What to do - Scan the material for the word "screenshot", and copy each line where it shows up.
━━━━━ Provided records
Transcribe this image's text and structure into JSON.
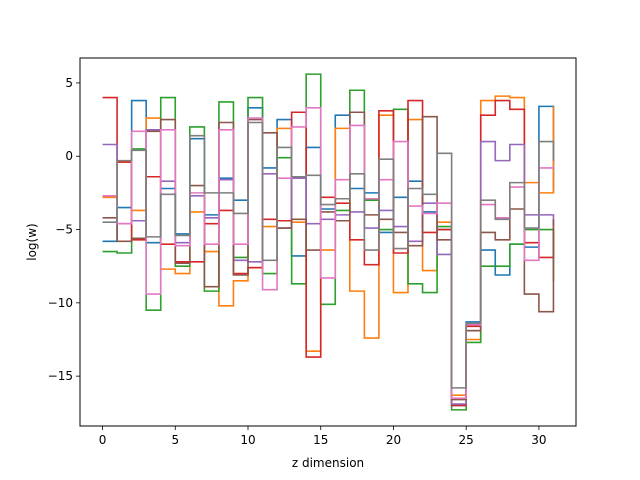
{
  "chart_data": {
    "type": "line",
    "step": "post",
    "xlabel": "z dimension",
    "ylabel": "log(w)",
    "xlim": [
      -1.55,
      32.55
    ],
    "ylim": [
      -18.4,
      6.7
    ],
    "xticks": [
      0,
      5,
      10,
      15,
      20,
      25,
      30
    ],
    "yticks": [
      -15,
      -10,
      -5,
      0,
      5
    ],
    "grid": false,
    "x": [
      0,
      1,
      2,
      3,
      4,
      5,
      6,
      7,
      8,
      9,
      10,
      11,
      12,
      13,
      14,
      15,
      16,
      17,
      18,
      19,
      20,
      21,
      22,
      23,
      24,
      25,
      26,
      27,
      28,
      29,
      30,
      31
    ],
    "series": [
      {
        "color": "#1f77b4",
        "values": [
          -5.8,
          -3.5,
          3.8,
          -5.9,
          -2.2,
          -5.3,
          1.2,
          -4.0,
          -1.5,
          -3.0,
          3.3,
          -0.8,
          2.5,
          -6.8,
          0.6,
          -3.6,
          2.8,
          -2.2,
          -2.5,
          -5.2,
          -2.8,
          -1.7,
          -3.8,
          -5.0,
          -17.0,
          -11.3,
          -6.4,
          -8.1,
          -6.0,
          -6.2,
          3.4,
          -2.4
        ]
      },
      {
        "color": "#ff7f0e",
        "values": [
          -2.8,
          -0.4,
          -3.7,
          2.6,
          -7.7,
          -8.0,
          -3.8,
          -6.5,
          -10.2,
          -8.5,
          -7.6,
          -4.8,
          1.9,
          -4.5,
          -13.3,
          -6.4,
          1.9,
          -9.2,
          -12.4,
          2.8,
          -9.3,
          2.5,
          -7.8,
          -4.5,
          -16.3,
          -12.5,
          3.8,
          4.1,
          4.0,
          -1.8,
          -2.5,
          3.4
        ]
      },
      {
        "color": "#2ca02c",
        "values": [
          -6.5,
          -6.6,
          0.5,
          -10.5,
          4.0,
          -7.5,
          2.0,
          -9.2,
          3.7,
          -6.9,
          4.0,
          -8.0,
          -0.1,
          -8.7,
          5.6,
          -10.1,
          -3.7,
          4.5,
          -3.0,
          -5.0,
          3.2,
          -8.7,
          -9.3,
          -4.8,
          -17.3,
          -12.7,
          -7.5,
          -7.5,
          -6.0,
          -5.0,
          -5.0,
          -8.5
        ]
      },
      {
        "color": "#d62728",
        "values": [
          4.0,
          -0.4,
          -5.7,
          -1.4,
          -6.0,
          -7.2,
          -7.2,
          -4.6,
          -3.7,
          -8.0,
          -7.6,
          -4.3,
          -4.4,
          3.0,
          -13.7,
          -2.8,
          -3.2,
          -5.7,
          -7.4,
          3.1,
          -6.6,
          3.8,
          -5.2,
          -5.0,
          -17.0,
          -11.6,
          2.8,
          3.8,
          3.2,
          -5.9,
          -6.9,
          -4.9
        ]
      },
      {
        "color": "#9467bd",
        "values": [
          0.8,
          -4.6,
          -4.4,
          1.8,
          -1.7,
          -5.9,
          -2.7,
          -4.2,
          -1.6,
          -7.1,
          -7.2,
          -1.2,
          -4.9,
          -1.5,
          -4.6,
          -4.3,
          -4.0,
          -3.8,
          -4.9,
          -3.7,
          -4.8,
          -5.8,
          -3.2,
          -6.7,
          -16.9,
          -11.9,
          1.0,
          -0.3,
          0.8,
          -4.0,
          -4.0,
          -4.8
        ]
      },
      {
        "color": "#8c564b",
        "values": [
          -4.2,
          -5.8,
          -5.6,
          1.7,
          2.5,
          -7.3,
          -2.0,
          -8.9,
          2.3,
          -8.1,
          2.5,
          1.6,
          -4.9,
          -4.3,
          -6.4,
          -3.8,
          -4.4,
          3.0,
          -4.0,
          -4.3,
          -5.2,
          -6.1,
          2.7,
          -5.7,
          -16.6,
          -11.9,
          -5.2,
          -5.7,
          -3.6,
          -9.4,
          -10.6,
          -4.3
        ]
      },
      {
        "color": "#e377c2",
        "values": [
          -2.7,
          -4.6,
          1.7,
          -9.4,
          1.8,
          -6.1,
          -2.5,
          -6.0,
          1.8,
          -6.0,
          2.6,
          -9.1,
          -1.5,
          2.0,
          3.3,
          -8.3,
          -1.6,
          2.1,
          -2.9,
          -1.6,
          1.0,
          -3.4,
          -3.9,
          -3.2,
          -16.5,
          -11.5,
          -3.3,
          -4.2,
          -2.1,
          -7.1,
          -0.8,
          -0.7
        ]
      },
      {
        "color": "#7f7f7f",
        "values": [
          -4.5,
          -0.3,
          0.4,
          -5.5,
          -2.6,
          -5.4,
          1.4,
          -2.5,
          -2.5,
          -3.9,
          2.3,
          -7.1,
          0.6,
          -1.4,
          -1.3,
          -3.3,
          -2.9,
          -1.2,
          -6.4,
          -0.2,
          -6.3,
          -2.2,
          -2.6,
          0.2,
          -15.8,
          -11.4,
          -3.0,
          -4.3,
          -1.8,
          -4.9,
          1.0,
          -0.3
        ]
      }
    ]
  }
}
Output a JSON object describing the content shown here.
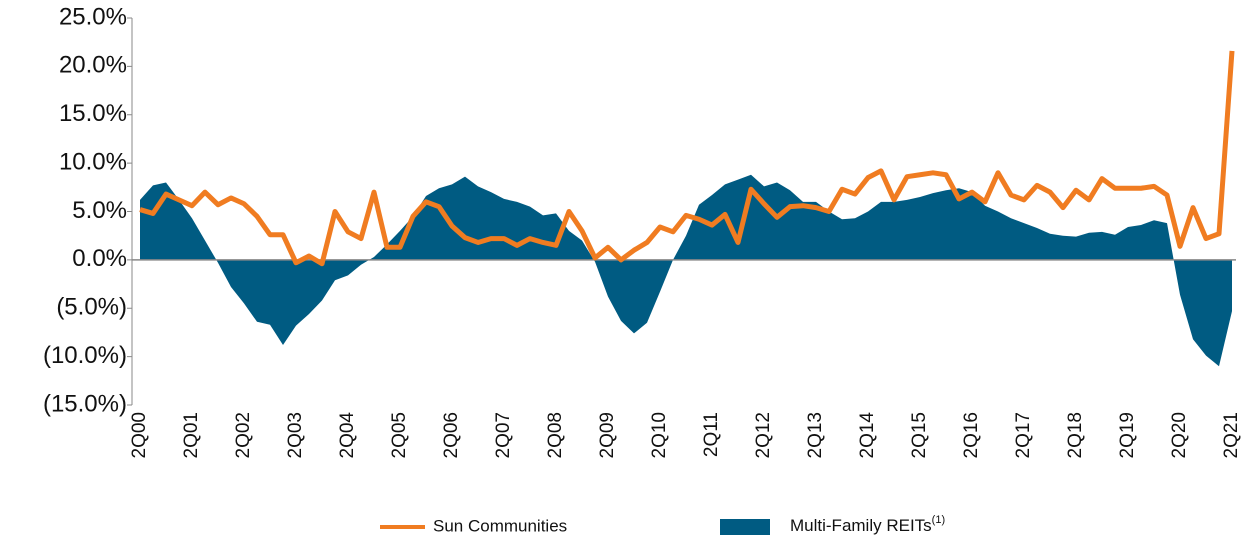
{
  "chart_data": {
    "type": "line-area",
    "categories": [
      "2Q00",
      null,
      null,
      null,
      "2Q01",
      null,
      null,
      null,
      "2Q02",
      null,
      null,
      null,
      "2Q03",
      null,
      null,
      null,
      "2Q04",
      null,
      null,
      null,
      "2Q05",
      null,
      null,
      null,
      "2Q06",
      null,
      null,
      null,
      "2Q07",
      null,
      null,
      null,
      "2Q08",
      null,
      null,
      null,
      "2Q09",
      null,
      null,
      null,
      "2Q10",
      null,
      null,
      null,
      "2Q11",
      null,
      null,
      null,
      "2Q12",
      null,
      null,
      null,
      "2Q13",
      null,
      null,
      null,
      "2Q14",
      null,
      null,
      null,
      "2Q15",
      null,
      null,
      null,
      "2Q16",
      null,
      null,
      null,
      "2Q17",
      null,
      null,
      null,
      "2Q18",
      null,
      null,
      null,
      "2Q19",
      null,
      null,
      null,
      "2Q20",
      null,
      null,
      null,
      "2Q21"
    ],
    "series": [
      {
        "name": "Sun Communities",
        "kind": "line",
        "color": "#f07c21",
        "values": [
          5.2,
          4.8,
          6.8,
          6.2,
          5.6,
          7.0,
          5.7,
          6.4,
          5.8,
          4.5,
          2.6,
          2.6,
          -0.3,
          0.4,
          -0.4,
          5.0,
          2.9,
          2.2,
          7.0,
          1.3,
          1.3,
          4.5,
          6.0,
          5.5,
          3.5,
          2.3,
          1.8,
          2.2,
          2.2,
          1.5,
          2.2,
          1.8,
          1.5,
          5.0,
          3.0,
          0.2,
          1.3,
          0.0,
          1.0,
          1.8,
          3.4,
          2.9,
          4.6,
          4.2,
          3.6,
          4.7,
          1.8,
          7.3,
          5.8,
          4.4,
          5.5,
          5.6,
          5.4,
          5.0,
          7.3,
          6.8,
          8.5,
          9.2,
          6.2,
          8.6,
          8.8,
          9.0,
          8.8,
          6.3,
          7.0,
          6.0,
          9.0,
          6.7,
          6.2,
          7.7,
          7.0,
          5.4,
          7.2,
          6.2,
          8.4,
          7.4,
          7.4,
          7.4,
          7.6,
          6.7,
          1.4,
          5.4,
          2.2,
          2.7,
          21.6
        ]
      },
      {
        "name": "Multi-Family REITs",
        "name_superscript": "(1)",
        "kind": "area",
        "color": "#005b82",
        "values": [
          6.2,
          7.7,
          8.0,
          6.2,
          4.3,
          2.0,
          -0.3,
          -2.8,
          -4.5,
          -6.4,
          -6.7,
          -8.8,
          -6.8,
          -5.6,
          -4.2,
          -2.1,
          -1.6,
          -0.5,
          0.3,
          1.6,
          3.0,
          4.5,
          6.6,
          7.4,
          7.8,
          8.6,
          7.6,
          7.0,
          6.3,
          6.0,
          5.5,
          4.6,
          4.8,
          3.0,
          2.0,
          -0.2,
          -3.8,
          -6.3,
          -7.6,
          -6.5,
          -3.3,
          0.0,
          2.5,
          5.7,
          6.7,
          7.8,
          8.3,
          8.8,
          7.6,
          8.0,
          7.2,
          6.0,
          6.0,
          5.0,
          4.2,
          4.3,
          5.0,
          6.0,
          6.0,
          6.2,
          6.5,
          6.9,
          7.2,
          7.4,
          7.0,
          5.6,
          5.0,
          4.3,
          3.8,
          3.3,
          2.7,
          2.5,
          2.4,
          2.8,
          2.9,
          2.6,
          3.4,
          3.6,
          4.1,
          3.8,
          -3.6,
          -8.2,
          -9.9,
          -11.0,
          -5.3
        ]
      }
    ],
    "ylim": [
      -15,
      25
    ],
    "yticks": [
      {
        "value": -15,
        "label": "(15.0%)"
      },
      {
        "value": -10,
        "label": "(10.0%)"
      },
      {
        "value": -5,
        "label": "(5.0%)"
      },
      {
        "value": 0,
        "label": "0.0%"
      },
      {
        "value": 5,
        "label": "5.0%"
      },
      {
        "value": 10,
        "label": "10.0%"
      },
      {
        "value": 15,
        "label": "15.0%"
      },
      {
        "value": 20,
        "label": "20.0%"
      },
      {
        "value": 25,
        "label": "25.0%"
      }
    ],
    "legend": "bottom"
  }
}
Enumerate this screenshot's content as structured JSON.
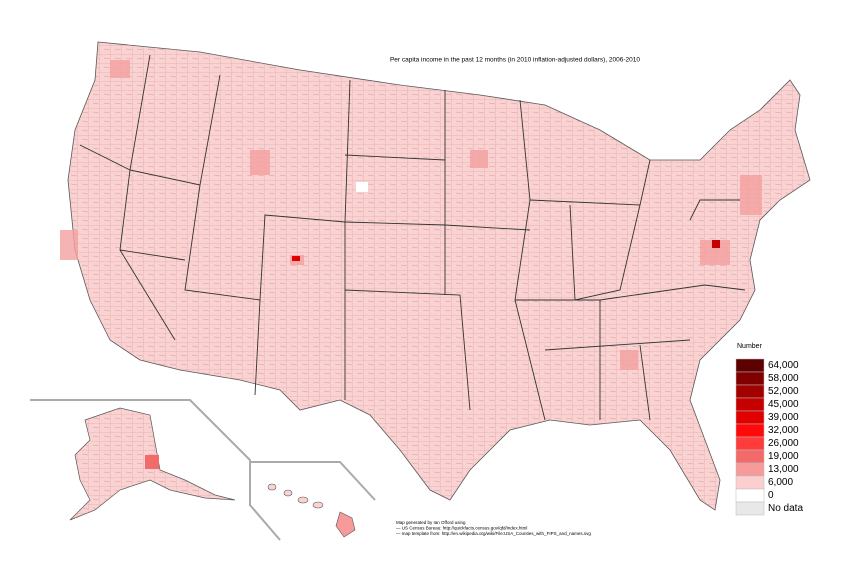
{
  "title": "Per capita income in the past 12 months (in 2010 inflation-adjusted dollars), 2006-2010",
  "legend": {
    "title": "Number",
    "items": [
      {
        "label": "64,000",
        "color": "#5c0000"
      },
      {
        "label": "58,000",
        "color": "#800000"
      },
      {
        "label": "52,000",
        "color": "#a30000"
      },
      {
        "label": "45,000",
        "color": "#c40000"
      },
      {
        "label": "39,000",
        "color": "#e00000"
      },
      {
        "label": "32,000",
        "color": "#ff0a0a"
      },
      {
        "label": "26,000",
        "color": "#ff3b3b"
      },
      {
        "label": "19,000",
        "color": "#f36a6a"
      },
      {
        "label": "13,000",
        "color": "#f79a9a"
      },
      {
        "label": "6,000",
        "color": "#fbcfcf"
      },
      {
        "label": "0",
        "color": "#ffffff"
      },
      {
        "label": "No data",
        "color": "#e8e8e8"
      }
    ]
  },
  "credits": [
    "Map generated by Ian Offord using",
    "— US Census Bureau: http://quickfacts.census.gov/qfd/index.html",
    "— map template from: http://en.wikipedia.org/wiki/File:USA_Counties_with_FIPS_and_names.svg"
  ]
}
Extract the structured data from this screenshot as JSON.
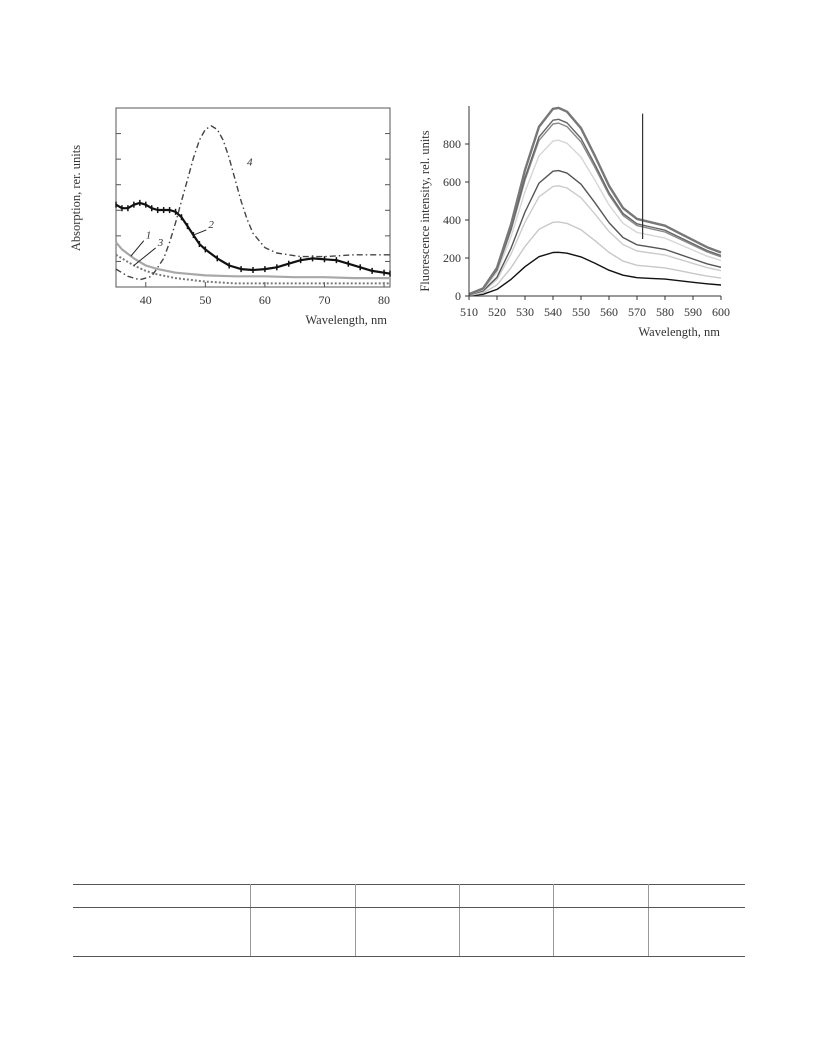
━━━━━━━━━━
Expected answer -
Enumerate this screenshot's content as structured JSON.
Extract the structured data from this screenshot as JSON.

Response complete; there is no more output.